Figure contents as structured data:
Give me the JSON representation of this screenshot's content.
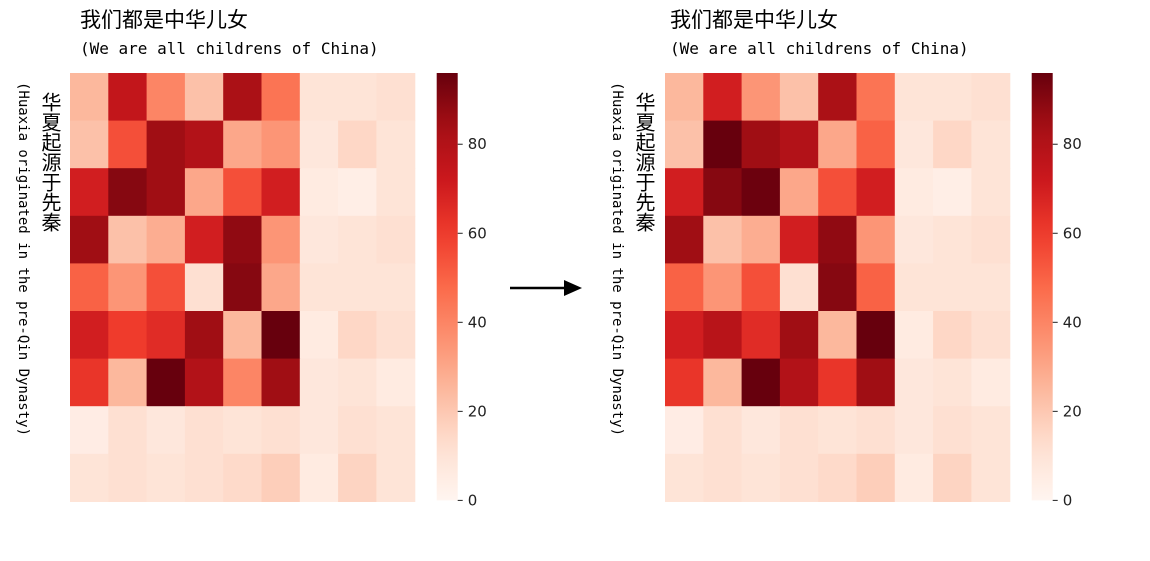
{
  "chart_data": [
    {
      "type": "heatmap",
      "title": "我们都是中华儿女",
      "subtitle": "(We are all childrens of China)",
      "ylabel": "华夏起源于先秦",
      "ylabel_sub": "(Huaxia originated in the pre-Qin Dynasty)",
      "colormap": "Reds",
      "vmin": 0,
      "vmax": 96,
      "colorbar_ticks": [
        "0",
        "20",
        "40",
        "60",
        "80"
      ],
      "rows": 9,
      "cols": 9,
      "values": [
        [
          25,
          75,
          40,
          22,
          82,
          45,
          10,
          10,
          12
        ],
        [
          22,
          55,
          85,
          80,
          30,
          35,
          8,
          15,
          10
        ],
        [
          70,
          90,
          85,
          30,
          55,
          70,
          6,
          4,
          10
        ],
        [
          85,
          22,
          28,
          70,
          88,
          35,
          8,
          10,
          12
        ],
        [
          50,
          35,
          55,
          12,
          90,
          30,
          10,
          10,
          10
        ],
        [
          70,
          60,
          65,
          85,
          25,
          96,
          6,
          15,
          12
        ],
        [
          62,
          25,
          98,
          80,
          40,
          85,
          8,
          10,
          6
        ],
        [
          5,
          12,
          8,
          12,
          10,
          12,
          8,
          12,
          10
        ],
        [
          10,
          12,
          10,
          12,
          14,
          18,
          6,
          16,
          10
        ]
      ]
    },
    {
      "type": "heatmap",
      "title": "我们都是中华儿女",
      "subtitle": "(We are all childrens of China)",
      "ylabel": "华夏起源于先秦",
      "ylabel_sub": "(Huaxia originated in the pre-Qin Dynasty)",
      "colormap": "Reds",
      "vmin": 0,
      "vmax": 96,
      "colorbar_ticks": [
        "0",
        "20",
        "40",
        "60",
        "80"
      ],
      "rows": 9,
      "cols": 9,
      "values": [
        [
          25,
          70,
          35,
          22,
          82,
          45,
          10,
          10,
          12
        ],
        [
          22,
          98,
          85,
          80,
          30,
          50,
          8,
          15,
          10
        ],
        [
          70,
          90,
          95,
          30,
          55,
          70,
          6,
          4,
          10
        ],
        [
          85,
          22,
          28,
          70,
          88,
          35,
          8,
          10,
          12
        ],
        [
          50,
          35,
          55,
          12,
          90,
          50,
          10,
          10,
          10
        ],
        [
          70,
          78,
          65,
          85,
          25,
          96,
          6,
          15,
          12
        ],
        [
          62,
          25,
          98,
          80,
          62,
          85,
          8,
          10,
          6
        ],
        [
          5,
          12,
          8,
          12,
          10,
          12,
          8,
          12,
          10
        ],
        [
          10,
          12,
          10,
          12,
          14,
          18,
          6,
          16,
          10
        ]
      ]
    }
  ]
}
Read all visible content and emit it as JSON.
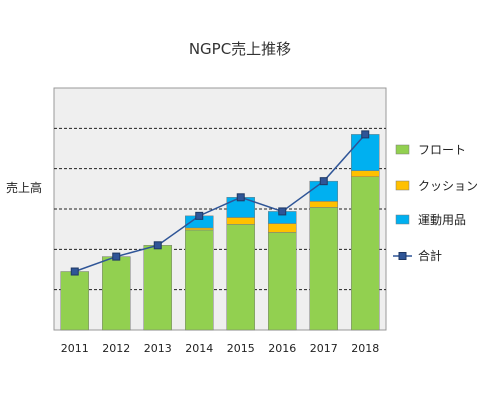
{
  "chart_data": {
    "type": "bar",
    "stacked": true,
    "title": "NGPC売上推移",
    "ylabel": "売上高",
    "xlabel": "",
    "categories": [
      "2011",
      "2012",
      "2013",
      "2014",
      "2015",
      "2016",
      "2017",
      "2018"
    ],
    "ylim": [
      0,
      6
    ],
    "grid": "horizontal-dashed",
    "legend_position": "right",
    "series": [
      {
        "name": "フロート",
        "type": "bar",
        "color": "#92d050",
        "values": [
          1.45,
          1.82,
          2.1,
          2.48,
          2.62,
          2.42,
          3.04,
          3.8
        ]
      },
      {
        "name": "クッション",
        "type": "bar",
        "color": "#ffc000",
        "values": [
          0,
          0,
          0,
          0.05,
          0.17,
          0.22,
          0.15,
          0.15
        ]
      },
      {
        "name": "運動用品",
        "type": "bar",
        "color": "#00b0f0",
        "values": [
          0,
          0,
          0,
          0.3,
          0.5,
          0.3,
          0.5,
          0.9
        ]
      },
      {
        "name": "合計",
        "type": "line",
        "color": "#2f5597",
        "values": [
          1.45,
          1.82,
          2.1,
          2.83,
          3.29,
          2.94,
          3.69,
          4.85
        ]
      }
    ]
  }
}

— DIRECTION —
Reproduce verbatim, and only, the lines starting at the one that contains "Read all visible content and emit it as JSON." and ending with the final line of the records; leave out the pictures.

— PROBLEM SOLUTION —
Read all visible content and emit it as JSON.
{
  "chart_data": {
    "type": "bar",
    "stacked": true,
    "title": "NGPC売上推移",
    "ylabel": "売上高",
    "xlabel": "",
    "categories": [
      "2011",
      "2012",
      "2013",
      "2014",
      "2015",
      "2016",
      "2017",
      "2018"
    ],
    "ylim": [
      0,
      6
    ],
    "grid": "horizontal-dashed",
    "legend_position": "right",
    "series": [
      {
        "name": "フロート",
        "type": "bar",
        "color": "#92d050",
        "values": [
          1.45,
          1.82,
          2.1,
          2.48,
          2.62,
          2.42,
          3.04,
          3.8
        ]
      },
      {
        "name": "クッション",
        "type": "bar",
        "color": "#ffc000",
        "values": [
          0,
          0,
          0,
          0.05,
          0.17,
          0.22,
          0.15,
          0.15
        ]
      },
      {
        "name": "運動用品",
        "type": "bar",
        "color": "#00b0f0",
        "values": [
          0,
          0,
          0,
          0.3,
          0.5,
          0.3,
          0.5,
          0.9
        ]
      },
      {
        "name": "合計",
        "type": "line",
        "color": "#2f5597",
        "values": [
          1.45,
          1.82,
          2.1,
          2.83,
          3.29,
          2.94,
          3.69,
          4.85
        ]
      }
    ]
  }
}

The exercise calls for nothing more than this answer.